-- BEGIN DATA FOR THIS EXERCISE --
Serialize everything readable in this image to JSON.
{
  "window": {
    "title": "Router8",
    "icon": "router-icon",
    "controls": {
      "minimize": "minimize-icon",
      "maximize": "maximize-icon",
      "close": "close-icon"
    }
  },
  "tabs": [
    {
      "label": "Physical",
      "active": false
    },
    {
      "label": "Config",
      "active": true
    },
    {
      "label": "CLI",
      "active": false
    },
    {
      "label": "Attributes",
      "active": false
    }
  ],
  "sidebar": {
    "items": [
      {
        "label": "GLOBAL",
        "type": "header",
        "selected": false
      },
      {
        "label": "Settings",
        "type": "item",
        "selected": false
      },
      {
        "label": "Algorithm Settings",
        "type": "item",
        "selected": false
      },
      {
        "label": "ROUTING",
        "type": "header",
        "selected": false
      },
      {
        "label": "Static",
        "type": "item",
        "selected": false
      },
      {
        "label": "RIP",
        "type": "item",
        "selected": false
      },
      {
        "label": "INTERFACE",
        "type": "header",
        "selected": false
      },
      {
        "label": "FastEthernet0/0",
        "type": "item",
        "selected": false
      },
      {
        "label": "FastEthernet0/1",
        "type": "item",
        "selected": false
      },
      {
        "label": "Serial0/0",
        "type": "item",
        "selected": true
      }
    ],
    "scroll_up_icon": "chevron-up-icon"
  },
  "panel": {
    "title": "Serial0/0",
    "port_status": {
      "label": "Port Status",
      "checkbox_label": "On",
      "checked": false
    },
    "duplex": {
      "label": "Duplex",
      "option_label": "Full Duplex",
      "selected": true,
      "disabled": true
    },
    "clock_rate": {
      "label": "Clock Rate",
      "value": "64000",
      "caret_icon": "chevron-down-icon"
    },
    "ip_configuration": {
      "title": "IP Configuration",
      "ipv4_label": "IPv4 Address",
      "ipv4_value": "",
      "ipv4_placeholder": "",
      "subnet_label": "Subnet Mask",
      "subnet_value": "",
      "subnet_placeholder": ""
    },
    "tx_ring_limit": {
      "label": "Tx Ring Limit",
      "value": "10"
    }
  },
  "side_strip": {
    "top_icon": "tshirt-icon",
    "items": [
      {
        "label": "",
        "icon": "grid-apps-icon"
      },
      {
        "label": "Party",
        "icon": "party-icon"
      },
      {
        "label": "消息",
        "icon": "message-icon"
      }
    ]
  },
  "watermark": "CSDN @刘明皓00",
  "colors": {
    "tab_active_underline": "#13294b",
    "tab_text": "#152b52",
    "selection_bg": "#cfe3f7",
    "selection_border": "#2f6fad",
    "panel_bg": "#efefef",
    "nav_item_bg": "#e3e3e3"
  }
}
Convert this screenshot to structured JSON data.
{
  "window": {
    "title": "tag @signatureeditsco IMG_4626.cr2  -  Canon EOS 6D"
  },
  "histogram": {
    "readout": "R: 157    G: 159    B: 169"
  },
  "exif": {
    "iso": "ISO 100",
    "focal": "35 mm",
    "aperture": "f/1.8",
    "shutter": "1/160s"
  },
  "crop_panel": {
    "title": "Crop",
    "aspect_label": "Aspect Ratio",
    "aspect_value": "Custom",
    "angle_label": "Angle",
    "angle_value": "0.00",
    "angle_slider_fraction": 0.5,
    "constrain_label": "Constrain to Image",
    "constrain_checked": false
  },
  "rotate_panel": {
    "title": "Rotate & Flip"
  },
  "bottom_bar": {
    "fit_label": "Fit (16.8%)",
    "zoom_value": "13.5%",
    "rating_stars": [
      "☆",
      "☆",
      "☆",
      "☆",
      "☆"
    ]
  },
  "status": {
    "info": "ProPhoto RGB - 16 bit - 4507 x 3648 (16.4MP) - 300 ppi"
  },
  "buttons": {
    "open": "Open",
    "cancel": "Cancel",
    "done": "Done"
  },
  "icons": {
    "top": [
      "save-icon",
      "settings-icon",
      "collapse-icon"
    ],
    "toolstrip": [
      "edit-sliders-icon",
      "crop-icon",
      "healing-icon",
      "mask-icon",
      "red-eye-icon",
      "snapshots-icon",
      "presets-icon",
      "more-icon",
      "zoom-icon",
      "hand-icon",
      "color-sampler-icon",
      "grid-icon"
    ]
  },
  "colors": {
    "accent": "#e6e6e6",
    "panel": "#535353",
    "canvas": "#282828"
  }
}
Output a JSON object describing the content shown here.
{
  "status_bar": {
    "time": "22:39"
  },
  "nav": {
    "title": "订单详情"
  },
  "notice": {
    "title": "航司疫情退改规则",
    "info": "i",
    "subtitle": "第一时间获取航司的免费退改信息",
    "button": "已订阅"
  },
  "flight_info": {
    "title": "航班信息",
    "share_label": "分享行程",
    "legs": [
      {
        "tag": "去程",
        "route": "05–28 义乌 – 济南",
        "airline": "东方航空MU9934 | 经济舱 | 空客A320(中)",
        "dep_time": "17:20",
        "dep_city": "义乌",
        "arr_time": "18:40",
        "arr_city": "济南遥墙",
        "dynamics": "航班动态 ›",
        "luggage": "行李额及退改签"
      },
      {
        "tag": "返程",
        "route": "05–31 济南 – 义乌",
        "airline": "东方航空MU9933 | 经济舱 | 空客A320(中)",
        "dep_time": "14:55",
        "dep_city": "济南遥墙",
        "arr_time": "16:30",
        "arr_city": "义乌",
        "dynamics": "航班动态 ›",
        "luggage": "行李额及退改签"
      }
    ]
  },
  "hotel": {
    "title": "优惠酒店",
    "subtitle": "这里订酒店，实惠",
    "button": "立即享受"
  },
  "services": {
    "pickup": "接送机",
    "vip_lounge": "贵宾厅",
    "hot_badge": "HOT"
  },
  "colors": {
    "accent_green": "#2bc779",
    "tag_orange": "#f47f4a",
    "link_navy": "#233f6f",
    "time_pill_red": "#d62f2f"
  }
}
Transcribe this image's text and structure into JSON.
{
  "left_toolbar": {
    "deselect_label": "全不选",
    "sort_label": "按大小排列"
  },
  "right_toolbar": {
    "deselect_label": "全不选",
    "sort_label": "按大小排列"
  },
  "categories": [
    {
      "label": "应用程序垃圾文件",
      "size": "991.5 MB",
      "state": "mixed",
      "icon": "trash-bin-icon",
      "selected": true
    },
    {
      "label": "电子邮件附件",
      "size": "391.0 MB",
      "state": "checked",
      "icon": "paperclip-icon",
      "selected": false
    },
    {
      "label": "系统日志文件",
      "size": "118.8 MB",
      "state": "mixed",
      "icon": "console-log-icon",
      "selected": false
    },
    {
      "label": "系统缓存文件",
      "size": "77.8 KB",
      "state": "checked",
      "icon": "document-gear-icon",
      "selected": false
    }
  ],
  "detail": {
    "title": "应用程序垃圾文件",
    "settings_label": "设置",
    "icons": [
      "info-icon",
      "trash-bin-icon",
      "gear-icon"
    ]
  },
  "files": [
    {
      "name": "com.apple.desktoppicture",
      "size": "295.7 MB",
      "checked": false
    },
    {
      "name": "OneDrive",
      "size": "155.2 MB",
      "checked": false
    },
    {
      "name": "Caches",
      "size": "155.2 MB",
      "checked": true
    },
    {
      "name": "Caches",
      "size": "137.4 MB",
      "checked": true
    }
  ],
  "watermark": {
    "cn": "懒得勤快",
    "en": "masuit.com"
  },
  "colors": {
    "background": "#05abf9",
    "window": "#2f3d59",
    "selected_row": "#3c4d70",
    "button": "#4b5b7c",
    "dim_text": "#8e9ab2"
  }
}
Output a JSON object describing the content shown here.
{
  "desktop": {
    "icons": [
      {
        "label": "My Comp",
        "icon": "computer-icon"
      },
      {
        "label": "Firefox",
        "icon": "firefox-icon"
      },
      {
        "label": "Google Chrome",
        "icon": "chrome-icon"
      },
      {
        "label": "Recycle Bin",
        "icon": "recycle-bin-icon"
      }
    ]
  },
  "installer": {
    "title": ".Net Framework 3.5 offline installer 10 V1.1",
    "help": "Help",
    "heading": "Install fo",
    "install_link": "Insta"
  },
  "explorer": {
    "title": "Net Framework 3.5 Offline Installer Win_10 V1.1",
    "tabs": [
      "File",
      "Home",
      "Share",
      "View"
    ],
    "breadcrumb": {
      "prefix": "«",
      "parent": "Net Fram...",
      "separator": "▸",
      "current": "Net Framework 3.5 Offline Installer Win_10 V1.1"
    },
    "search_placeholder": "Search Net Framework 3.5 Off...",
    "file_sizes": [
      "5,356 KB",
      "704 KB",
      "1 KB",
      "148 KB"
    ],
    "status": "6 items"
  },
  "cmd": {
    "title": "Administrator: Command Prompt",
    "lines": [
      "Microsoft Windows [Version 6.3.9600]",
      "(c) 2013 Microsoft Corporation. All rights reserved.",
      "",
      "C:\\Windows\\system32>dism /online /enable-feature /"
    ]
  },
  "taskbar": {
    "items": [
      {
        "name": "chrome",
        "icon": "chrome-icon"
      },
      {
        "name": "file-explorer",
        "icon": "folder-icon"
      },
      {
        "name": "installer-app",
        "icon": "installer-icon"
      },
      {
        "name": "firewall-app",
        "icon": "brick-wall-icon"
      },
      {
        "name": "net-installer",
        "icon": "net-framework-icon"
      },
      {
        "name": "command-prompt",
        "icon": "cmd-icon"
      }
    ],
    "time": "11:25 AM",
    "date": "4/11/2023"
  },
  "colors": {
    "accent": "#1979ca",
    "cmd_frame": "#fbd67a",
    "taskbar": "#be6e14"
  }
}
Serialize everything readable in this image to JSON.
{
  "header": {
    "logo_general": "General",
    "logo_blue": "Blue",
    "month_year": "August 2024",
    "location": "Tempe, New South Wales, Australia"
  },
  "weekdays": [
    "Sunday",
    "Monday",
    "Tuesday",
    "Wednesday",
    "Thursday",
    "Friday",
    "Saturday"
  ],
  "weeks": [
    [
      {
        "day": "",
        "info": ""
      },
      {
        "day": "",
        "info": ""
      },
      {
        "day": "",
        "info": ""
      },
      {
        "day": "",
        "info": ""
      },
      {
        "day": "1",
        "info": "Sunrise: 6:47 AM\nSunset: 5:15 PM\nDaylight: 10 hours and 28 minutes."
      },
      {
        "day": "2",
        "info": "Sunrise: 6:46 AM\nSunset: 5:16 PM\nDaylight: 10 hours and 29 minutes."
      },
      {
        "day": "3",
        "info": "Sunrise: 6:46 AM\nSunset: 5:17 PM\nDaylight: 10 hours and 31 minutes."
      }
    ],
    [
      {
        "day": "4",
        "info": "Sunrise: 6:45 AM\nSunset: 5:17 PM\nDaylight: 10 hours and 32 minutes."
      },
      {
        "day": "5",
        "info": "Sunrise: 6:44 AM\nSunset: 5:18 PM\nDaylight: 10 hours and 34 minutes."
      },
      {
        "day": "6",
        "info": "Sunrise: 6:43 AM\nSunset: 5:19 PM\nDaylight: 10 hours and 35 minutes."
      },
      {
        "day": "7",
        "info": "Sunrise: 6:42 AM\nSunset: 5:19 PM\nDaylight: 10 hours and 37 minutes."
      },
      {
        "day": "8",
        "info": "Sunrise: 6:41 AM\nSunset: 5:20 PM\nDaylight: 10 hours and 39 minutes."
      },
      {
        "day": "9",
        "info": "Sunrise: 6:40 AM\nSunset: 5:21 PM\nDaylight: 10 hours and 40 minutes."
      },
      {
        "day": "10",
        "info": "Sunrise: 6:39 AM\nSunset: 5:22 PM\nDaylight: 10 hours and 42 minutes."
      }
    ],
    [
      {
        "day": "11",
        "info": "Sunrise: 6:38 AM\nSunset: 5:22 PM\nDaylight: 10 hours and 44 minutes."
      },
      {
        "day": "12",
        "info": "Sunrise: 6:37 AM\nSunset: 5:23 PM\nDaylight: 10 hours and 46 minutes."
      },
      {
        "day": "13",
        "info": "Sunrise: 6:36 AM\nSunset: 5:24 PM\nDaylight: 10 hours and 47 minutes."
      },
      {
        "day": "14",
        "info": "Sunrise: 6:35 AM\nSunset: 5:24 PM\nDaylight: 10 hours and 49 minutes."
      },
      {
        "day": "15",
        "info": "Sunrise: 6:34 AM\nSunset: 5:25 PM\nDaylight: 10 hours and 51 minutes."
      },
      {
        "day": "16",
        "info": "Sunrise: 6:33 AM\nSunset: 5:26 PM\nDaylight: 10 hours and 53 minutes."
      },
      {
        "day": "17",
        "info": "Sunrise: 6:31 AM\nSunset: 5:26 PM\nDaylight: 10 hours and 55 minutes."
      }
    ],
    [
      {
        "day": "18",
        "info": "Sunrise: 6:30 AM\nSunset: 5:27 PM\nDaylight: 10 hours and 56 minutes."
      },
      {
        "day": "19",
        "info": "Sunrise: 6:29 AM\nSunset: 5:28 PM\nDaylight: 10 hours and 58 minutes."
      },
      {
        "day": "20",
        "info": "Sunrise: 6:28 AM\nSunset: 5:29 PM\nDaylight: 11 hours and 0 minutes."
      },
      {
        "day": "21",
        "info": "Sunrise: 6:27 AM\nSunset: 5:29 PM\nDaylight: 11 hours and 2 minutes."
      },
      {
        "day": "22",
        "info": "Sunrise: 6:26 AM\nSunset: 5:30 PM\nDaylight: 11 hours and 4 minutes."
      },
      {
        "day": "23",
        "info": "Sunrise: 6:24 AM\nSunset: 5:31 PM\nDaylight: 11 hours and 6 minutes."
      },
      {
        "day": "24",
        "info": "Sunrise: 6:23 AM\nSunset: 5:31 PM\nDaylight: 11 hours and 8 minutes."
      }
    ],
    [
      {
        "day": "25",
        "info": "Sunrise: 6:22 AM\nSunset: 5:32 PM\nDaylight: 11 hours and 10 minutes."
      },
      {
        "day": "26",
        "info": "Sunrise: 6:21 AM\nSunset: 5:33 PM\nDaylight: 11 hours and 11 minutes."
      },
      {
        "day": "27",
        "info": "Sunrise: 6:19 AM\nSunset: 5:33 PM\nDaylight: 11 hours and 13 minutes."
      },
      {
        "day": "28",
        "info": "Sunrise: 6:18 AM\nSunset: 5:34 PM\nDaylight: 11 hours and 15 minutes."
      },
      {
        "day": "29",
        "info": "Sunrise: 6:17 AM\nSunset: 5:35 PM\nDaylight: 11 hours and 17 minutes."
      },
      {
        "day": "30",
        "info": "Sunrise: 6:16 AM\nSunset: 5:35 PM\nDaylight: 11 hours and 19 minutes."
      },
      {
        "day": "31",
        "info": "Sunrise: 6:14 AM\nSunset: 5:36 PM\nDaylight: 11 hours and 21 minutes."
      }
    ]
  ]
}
-- END DATA FOR THIS EXERCISE --
INSTRUCTIONS TO FOLLOW:
Gather all the lines that include the word "name" and copy them out.

TASK SOLUTION:
      "name": "com.apple.desktoppicture",
      "name": "OneDrive",
      "name": "Caches",
      "name": "Caches",
        "name": "chrome",
        "name": "file-explorer",
        "name": "installer-app",
        "name": "firewall-app",
        "name": "net-installer",
        "name": "command-prompt",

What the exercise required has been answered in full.